--- Start Information given ---

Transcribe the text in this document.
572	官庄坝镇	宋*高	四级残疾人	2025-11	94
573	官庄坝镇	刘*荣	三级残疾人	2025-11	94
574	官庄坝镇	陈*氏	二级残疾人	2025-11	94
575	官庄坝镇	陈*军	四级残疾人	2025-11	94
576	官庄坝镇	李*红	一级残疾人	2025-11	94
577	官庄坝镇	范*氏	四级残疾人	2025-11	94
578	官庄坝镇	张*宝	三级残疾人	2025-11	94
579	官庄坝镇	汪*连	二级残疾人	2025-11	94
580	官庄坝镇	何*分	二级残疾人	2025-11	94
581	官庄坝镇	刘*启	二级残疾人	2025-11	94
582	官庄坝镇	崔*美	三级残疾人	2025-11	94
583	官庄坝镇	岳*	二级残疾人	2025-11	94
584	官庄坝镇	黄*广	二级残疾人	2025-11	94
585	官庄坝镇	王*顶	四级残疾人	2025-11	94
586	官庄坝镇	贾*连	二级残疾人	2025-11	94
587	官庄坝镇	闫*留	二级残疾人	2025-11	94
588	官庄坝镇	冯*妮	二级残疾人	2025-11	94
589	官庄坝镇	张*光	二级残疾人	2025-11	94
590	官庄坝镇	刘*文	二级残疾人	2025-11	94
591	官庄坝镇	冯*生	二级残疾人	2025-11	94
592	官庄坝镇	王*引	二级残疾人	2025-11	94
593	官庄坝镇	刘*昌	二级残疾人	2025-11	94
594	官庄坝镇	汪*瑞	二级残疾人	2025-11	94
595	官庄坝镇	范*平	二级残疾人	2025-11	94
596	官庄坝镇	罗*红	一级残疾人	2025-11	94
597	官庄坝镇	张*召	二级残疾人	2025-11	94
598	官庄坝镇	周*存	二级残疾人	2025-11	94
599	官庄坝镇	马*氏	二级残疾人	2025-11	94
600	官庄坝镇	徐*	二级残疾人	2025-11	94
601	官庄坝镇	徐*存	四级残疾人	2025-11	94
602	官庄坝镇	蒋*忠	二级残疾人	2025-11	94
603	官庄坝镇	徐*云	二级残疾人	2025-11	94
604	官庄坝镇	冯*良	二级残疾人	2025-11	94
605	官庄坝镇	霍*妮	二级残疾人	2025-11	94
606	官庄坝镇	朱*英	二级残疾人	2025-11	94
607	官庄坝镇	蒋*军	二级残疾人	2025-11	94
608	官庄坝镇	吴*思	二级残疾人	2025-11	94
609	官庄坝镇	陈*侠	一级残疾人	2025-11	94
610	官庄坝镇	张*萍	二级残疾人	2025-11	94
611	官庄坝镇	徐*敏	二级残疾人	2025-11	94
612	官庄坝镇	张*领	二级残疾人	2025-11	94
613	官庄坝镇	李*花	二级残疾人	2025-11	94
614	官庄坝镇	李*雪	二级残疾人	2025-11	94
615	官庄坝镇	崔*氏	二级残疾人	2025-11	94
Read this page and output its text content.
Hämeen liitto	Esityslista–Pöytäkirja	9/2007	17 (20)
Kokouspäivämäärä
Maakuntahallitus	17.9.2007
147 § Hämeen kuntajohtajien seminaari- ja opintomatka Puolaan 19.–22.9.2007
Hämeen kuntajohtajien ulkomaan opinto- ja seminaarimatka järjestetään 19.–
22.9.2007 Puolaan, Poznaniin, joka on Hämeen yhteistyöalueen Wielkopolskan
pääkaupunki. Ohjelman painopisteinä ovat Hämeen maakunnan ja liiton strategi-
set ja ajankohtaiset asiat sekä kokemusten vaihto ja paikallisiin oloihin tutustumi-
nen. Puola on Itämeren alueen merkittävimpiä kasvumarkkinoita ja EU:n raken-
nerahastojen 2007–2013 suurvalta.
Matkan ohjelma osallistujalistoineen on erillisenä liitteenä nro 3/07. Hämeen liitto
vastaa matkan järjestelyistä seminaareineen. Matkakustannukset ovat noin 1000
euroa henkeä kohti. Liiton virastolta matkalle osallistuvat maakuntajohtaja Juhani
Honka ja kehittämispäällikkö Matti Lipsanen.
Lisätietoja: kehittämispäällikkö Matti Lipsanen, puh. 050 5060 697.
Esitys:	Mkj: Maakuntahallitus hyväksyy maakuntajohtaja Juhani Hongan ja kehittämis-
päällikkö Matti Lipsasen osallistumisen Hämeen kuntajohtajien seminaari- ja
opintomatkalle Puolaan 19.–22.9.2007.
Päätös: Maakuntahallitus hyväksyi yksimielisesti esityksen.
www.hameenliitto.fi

--- End Information given ---

(Exercise)
Return, word for word, every line from the line with "Read this page and output its text content." to the final line of the data.

(Task response)
Read this page and output its text content.
Hämeen liitto	Esityslista–Pöytäkirja	9/2007	17 (20)
Kokouspäivämäärä
Maakuntahallitus	17.9.2007
147 § Hämeen kuntajohtajien seminaari- ja opintomatka Puolaan 19.–22.9.2007
Hämeen kuntajohtajien ulkomaan opinto- ja seminaarimatka järjestetään 19.–
22.9.2007 Puolaan, Poznaniin, joka on Hämeen yhteistyöalueen Wielkopolskan
pääkaupunki. Ohjelman painopisteinä ovat Hämeen maakunnan ja liiton strategi-
set ja ajankohtaiset asiat sekä kokemusten vaihto ja paikallisiin oloihin tutustumi-
nen. Puola on Itämeren alueen merkittävimpiä kasvumarkkinoita ja EU:n raken-
nerahastojen 2007–2013 suurvalta.
Matkan ohjelma osallistujalistoineen on erillisenä liitteenä nro 3/07. Hämeen liitto
vastaa matkan järjestelyistä seminaareineen. Matkakustannukset ovat noin 1000
euroa henkeä kohti. Liiton virastolta matkalle osallistuvat maakuntajohtaja Juhani
Honka ja kehittämispäällikkö Matti Lipsanen.
Lisätietoja: kehittämispäällikkö Matti Lipsanen, puh. 050 5060 697.
Esitys:	Mkj: Maakuntahallitus hyväksyy maakuntajohtaja Juhani Hongan ja kehittämis-
päällikkö Matti Lipsasen osallistumisen Hämeen kuntajohtajien seminaari- ja
opintomatkalle Puolaan 19.–22.9.2007.
Päätös: Maakuntahallitus hyväksyi yksimielisesti esityksen.
www.hameenliitto.fi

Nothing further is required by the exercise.